> [Aim of the exercise]
Provide only the number of lines in the data below that contain the string "covered".

[Saved data entries]

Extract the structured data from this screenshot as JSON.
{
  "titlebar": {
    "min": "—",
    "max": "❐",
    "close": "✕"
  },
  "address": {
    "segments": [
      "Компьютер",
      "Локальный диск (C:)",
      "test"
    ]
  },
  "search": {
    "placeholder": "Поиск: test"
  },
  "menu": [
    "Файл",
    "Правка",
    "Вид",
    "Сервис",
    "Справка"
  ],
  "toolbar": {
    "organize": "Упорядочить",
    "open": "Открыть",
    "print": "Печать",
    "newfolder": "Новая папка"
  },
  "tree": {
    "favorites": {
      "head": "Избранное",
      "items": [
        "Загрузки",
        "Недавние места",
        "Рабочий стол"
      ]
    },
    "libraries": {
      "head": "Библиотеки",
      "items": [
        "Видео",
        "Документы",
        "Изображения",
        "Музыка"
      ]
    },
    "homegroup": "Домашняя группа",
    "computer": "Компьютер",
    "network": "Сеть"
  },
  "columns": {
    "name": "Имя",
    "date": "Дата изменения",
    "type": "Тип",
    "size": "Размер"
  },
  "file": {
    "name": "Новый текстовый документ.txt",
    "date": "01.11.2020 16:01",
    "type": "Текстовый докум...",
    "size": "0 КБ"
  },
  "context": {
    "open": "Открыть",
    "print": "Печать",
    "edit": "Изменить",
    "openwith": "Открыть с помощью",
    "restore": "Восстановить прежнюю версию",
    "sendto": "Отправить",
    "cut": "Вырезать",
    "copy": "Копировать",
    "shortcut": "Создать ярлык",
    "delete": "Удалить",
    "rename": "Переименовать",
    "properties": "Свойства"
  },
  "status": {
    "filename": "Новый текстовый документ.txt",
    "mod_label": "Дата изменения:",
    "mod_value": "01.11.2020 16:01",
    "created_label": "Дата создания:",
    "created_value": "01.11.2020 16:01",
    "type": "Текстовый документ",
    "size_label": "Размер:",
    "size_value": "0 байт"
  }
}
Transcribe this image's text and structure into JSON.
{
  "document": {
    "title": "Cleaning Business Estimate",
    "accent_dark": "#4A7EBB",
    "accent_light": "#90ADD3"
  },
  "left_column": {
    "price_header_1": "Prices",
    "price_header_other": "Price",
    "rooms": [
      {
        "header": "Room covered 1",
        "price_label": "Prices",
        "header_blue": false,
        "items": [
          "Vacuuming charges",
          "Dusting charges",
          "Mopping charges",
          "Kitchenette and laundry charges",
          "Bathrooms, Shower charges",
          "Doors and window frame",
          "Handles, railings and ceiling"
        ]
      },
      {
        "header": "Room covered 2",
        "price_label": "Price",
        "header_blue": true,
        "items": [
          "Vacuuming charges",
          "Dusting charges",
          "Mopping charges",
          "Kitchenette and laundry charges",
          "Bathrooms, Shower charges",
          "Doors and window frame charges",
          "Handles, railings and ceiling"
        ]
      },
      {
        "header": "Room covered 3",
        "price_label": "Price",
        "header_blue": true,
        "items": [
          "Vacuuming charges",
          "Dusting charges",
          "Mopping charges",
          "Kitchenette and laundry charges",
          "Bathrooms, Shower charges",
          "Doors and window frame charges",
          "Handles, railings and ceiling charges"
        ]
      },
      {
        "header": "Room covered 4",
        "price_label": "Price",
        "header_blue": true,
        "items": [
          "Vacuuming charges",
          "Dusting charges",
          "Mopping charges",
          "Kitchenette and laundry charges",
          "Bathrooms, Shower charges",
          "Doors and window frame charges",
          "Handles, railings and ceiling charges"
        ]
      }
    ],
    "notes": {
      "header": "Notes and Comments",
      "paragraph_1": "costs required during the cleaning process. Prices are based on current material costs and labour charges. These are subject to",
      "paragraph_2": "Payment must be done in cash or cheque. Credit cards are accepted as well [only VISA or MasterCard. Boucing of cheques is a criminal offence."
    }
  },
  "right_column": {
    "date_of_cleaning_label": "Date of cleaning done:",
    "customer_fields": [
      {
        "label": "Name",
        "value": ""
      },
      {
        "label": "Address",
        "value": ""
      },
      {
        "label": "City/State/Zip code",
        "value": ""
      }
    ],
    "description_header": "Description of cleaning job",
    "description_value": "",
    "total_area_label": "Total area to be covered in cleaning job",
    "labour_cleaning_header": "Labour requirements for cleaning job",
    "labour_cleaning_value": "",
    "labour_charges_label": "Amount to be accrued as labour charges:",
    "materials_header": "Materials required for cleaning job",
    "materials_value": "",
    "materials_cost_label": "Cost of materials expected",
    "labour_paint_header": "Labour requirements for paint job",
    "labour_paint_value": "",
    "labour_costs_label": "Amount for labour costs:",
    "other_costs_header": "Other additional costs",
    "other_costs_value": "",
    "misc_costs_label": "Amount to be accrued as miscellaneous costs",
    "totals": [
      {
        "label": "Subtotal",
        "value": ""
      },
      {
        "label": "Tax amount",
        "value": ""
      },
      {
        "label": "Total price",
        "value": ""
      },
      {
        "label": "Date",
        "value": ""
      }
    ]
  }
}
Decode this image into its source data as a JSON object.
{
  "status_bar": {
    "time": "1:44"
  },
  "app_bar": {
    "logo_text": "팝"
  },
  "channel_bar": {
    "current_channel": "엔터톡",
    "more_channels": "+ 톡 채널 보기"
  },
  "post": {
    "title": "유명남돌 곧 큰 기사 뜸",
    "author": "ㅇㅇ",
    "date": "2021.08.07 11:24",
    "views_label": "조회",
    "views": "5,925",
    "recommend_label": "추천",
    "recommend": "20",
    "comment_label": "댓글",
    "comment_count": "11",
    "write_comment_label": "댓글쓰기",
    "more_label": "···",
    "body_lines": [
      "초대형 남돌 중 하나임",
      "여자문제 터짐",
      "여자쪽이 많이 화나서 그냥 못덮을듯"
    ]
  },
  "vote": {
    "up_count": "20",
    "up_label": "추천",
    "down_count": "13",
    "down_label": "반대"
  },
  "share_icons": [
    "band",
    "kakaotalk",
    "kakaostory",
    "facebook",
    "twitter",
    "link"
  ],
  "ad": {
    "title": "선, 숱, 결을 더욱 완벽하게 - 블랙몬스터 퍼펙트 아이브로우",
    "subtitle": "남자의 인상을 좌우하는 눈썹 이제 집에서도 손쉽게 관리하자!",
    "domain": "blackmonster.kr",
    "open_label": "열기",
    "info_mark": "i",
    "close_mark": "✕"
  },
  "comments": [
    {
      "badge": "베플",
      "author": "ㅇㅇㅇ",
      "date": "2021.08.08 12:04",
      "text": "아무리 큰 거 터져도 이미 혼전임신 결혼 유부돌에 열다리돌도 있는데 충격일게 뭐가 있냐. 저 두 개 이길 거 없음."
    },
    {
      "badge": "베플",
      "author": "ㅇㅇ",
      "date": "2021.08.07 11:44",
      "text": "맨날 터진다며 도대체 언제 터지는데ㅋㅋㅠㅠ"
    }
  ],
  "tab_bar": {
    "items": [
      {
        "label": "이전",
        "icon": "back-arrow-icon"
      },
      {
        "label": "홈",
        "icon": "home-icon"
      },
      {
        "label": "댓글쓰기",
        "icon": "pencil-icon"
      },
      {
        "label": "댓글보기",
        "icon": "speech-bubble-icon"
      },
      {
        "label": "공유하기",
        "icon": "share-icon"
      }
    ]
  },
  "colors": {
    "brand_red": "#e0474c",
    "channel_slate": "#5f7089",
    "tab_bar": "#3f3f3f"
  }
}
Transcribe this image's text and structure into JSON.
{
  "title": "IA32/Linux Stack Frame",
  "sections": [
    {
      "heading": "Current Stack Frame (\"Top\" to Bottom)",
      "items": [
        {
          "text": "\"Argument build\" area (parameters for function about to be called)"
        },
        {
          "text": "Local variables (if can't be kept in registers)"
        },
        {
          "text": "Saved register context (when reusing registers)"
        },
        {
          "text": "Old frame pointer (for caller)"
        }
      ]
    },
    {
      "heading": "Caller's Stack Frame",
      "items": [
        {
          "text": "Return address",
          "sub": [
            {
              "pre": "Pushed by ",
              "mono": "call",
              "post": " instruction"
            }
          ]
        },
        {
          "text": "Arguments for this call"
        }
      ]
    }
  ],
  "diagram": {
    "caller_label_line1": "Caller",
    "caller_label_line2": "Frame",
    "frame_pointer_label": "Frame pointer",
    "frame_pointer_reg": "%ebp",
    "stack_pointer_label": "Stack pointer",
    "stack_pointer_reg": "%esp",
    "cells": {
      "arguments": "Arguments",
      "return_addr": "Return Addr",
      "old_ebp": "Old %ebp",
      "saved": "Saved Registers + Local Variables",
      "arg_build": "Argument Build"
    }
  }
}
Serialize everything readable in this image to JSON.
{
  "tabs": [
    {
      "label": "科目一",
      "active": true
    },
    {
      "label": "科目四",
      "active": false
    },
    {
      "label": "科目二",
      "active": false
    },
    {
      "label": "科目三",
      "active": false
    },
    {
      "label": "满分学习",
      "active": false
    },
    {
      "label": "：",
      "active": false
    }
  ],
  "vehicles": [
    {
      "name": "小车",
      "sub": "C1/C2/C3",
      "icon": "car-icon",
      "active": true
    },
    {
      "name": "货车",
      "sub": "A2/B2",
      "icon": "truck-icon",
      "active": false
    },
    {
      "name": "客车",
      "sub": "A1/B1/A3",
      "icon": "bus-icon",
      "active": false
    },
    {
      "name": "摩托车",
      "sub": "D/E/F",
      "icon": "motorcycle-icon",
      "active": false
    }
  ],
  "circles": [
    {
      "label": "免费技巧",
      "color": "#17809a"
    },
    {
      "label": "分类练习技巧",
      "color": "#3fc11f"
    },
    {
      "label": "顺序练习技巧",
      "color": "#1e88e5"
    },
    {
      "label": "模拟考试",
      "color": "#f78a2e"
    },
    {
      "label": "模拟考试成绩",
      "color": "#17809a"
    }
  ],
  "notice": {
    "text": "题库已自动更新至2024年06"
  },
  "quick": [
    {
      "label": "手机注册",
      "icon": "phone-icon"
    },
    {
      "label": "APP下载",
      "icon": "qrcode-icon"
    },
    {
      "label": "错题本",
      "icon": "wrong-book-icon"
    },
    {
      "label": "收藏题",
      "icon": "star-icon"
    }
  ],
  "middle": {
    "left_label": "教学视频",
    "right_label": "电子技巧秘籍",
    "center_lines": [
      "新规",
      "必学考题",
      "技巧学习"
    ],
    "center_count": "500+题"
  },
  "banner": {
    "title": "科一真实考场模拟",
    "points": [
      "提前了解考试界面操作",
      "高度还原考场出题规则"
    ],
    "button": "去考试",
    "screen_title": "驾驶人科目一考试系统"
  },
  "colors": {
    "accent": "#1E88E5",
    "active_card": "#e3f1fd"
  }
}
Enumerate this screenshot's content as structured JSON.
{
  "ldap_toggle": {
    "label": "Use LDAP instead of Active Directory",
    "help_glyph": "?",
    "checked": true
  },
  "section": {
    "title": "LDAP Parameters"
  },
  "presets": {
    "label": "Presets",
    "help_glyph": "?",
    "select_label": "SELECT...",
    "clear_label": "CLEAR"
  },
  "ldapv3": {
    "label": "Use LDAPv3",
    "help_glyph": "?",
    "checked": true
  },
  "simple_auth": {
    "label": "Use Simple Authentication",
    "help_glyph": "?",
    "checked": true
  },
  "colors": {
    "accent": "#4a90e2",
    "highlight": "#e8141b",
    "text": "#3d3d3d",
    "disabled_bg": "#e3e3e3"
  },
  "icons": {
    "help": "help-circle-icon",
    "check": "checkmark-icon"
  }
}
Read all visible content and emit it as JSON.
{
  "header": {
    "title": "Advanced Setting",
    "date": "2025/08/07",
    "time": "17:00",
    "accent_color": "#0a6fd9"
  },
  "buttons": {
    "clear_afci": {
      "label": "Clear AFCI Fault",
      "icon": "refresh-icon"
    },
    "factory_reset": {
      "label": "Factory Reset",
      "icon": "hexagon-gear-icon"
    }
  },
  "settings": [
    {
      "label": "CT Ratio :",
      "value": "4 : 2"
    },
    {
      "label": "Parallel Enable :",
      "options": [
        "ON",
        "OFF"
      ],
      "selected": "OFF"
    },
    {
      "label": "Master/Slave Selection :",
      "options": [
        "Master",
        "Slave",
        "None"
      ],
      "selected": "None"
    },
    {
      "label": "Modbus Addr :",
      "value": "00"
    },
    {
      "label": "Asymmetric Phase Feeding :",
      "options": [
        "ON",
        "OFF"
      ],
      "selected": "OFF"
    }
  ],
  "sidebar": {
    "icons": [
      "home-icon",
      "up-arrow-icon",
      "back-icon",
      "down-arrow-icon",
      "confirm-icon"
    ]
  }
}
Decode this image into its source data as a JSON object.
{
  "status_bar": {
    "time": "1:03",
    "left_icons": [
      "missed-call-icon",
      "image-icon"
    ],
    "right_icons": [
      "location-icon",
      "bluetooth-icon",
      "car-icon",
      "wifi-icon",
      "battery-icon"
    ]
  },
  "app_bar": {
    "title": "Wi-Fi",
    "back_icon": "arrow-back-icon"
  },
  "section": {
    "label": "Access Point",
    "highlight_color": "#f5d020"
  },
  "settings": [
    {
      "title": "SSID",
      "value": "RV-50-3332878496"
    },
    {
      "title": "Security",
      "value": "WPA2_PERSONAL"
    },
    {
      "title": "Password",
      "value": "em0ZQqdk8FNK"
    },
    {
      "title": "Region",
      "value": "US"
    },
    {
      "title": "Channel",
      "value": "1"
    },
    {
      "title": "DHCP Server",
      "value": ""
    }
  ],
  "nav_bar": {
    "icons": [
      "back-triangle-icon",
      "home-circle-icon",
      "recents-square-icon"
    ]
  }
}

> [Problem solution]
5